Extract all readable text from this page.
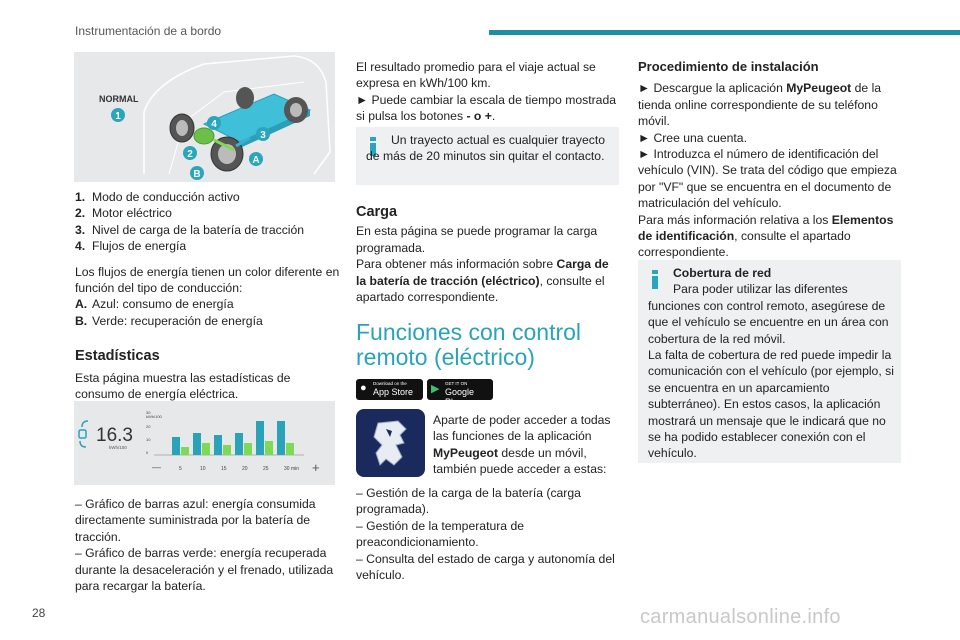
Instrumentación de a bordo
1
2
3
4
A
B
NORMAL

1. Modo de conducción activo

2. Motor eléctrico

3. Nivel de carga de la batería de tracción

4. Flujos de energía

Los flujos de energía tienen un color diferente en función del tipo de conducción:

A. Azul: consumo de energía

B. Verde: recuperación de energía

Estadísticas

Esta página muestra las estadísticas de consumo de energía eléctrica.

16.3
kWh/100
kWh/100
30
20
10
0
—	5	10	15	20	25	30 min +

– Gráfico de barras azul: energía consumida directamente suministrada por la batería de tracción.

– Gráfico de barras verde: energía recuperada durante la desaceleración y el frenado, utilizada para recargar la batería.

El resultado promedio para el viaje actual se expresa en kWh/100 km.

► Puede cambiar la escala de tiempo mostrada si pulsa los botones - o +.

Un trayecto actual es cualquier trayecto de más de 20 minutos sin quitar el contacto.
Carga

En esta página se puede programar la carga programada.

Para obtener más información sobre Carga de la batería de tracción (eléctrico), consulte el apartado correspondiente.

Funciones con control remoto (eléctrico)
● Download on the
App Store ▶ GET IT ON
Google Play
Aparte de poder acceder a todas las funciones de la aplicación MyPeugeot desde un móvil, también puede acceder a estas:

– Gestión de la carga de la batería (carga programada).

– Gestión de la temperatura de preacondicionamiento.

– Consulta del estado de carga y autonomía del vehículo.

Procedimiento de instalación

► Descargue la aplicación MyPeugeot de la tienda online correspondiente de su teléfono móvil.

► Cree una cuenta.

► Introduzca el número de identificación del vehículo (VIN). Se trata del código que empieza por "VF" que se encuentra en el documento de matriculación del vehículo.

Para más información relativa a los Elementos de identificación, consulte el apartado correspondiente.

Cobertura de red

Para poder utilizar las diferentes funciones con control remoto, asegúrese de que el vehículo se encuentre en un área con cobertura de la red móvil.

La falta de cobertura de red puede impedir la comunicación con el vehículo (por ejemplo, si se encuentra en un aparcamiento subterráneo). En estos casos, la aplicación mostrará un mensaje que le indicará que no se ha podido establecer conexión con el vehículo.

28	carmanualsonline.info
• • •
▶ Given instruction: Where a line contains "tracción", copy that line.

▶ Expected answer:
3. Nivel de carga de la batería de tracción
– Gráfico de barras azul: energía consumida directamente suministrada por la batería de tracción.
Para obtener más información sobre Carga de la batería de tracción (eléctrico), consulte el apartado correspondiente.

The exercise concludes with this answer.